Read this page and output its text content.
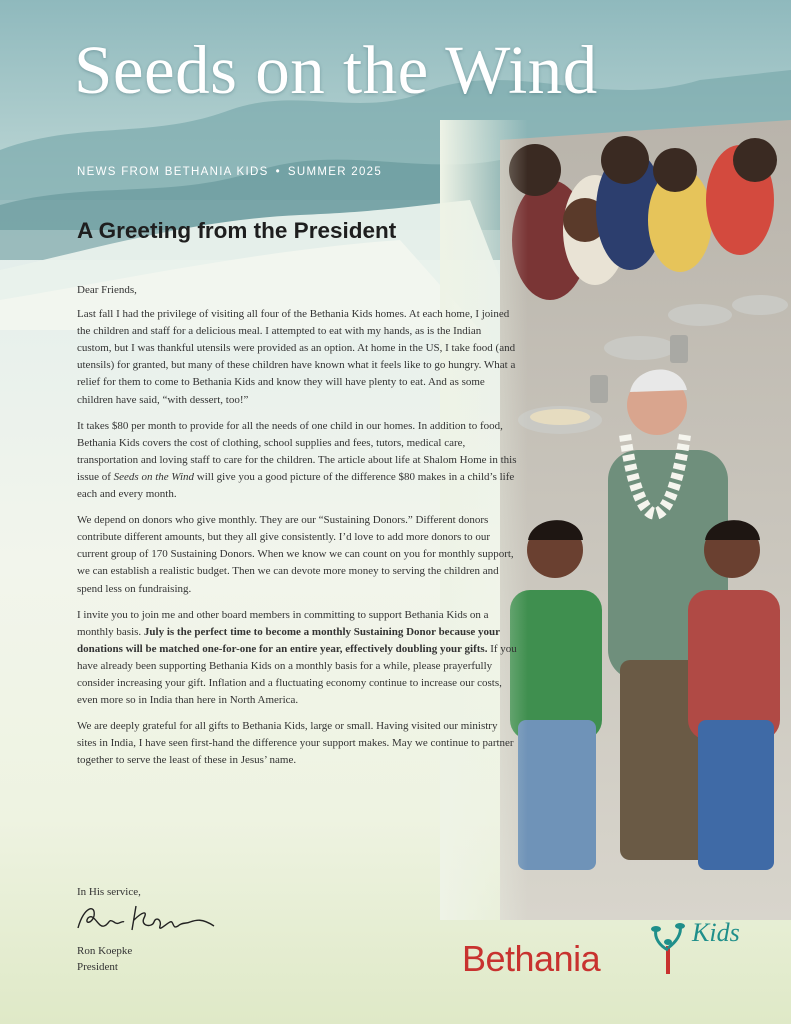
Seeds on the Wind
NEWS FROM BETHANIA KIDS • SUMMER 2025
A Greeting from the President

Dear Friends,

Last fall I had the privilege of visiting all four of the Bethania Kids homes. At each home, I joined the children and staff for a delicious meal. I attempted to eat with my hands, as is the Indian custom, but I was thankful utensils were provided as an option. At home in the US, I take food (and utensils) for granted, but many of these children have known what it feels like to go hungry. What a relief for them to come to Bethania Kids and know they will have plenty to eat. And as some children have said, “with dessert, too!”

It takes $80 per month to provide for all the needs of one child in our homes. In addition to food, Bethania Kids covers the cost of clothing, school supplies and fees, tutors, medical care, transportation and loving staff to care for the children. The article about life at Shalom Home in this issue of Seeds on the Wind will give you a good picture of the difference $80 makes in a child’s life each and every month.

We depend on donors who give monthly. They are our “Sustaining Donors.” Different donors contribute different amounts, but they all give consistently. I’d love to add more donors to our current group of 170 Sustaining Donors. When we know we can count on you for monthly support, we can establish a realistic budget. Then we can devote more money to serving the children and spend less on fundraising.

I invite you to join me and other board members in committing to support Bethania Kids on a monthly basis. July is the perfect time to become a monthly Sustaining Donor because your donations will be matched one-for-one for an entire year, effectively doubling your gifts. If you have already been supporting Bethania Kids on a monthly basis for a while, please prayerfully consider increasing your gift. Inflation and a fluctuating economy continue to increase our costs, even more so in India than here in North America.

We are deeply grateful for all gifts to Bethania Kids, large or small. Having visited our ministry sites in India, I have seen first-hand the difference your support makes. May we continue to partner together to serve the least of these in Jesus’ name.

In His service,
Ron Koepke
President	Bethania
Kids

---

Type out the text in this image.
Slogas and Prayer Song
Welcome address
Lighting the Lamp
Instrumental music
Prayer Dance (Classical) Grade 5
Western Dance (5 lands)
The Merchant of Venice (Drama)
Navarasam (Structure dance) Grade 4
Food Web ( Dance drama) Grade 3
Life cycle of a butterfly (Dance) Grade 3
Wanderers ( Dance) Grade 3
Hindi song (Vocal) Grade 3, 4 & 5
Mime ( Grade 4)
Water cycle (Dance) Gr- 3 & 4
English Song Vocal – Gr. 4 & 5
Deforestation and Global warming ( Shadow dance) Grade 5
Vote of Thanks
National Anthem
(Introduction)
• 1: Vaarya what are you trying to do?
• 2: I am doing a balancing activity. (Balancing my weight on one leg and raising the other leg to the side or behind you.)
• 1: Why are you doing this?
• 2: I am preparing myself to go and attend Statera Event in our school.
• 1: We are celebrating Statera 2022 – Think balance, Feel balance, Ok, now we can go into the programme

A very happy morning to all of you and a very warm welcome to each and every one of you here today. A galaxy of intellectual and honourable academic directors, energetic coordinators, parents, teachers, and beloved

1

__EXERCISE DIRECTIONS__
Identify every line where the string "difference" appears.

__RESULT__
It takes $80 per month to provide for all the needs of one child in our homes. In addition to food, Bethania Kids covers the cost of clothing, school supplies and fees, tutors, medical care, transportation and loving staff to care for the children. The article about life at Shalom Home in this issue of Seeds on the Wind will give you a good picture of the difference $80 makes in a child’s life each and every month.
We are deeply grateful for all gifts to Bethania Kids, large or small. Having visited our ministry sites in India, I have seen first-hand the difference your support makes. May we continue to partner together to serve the least of these in Jesus’ name.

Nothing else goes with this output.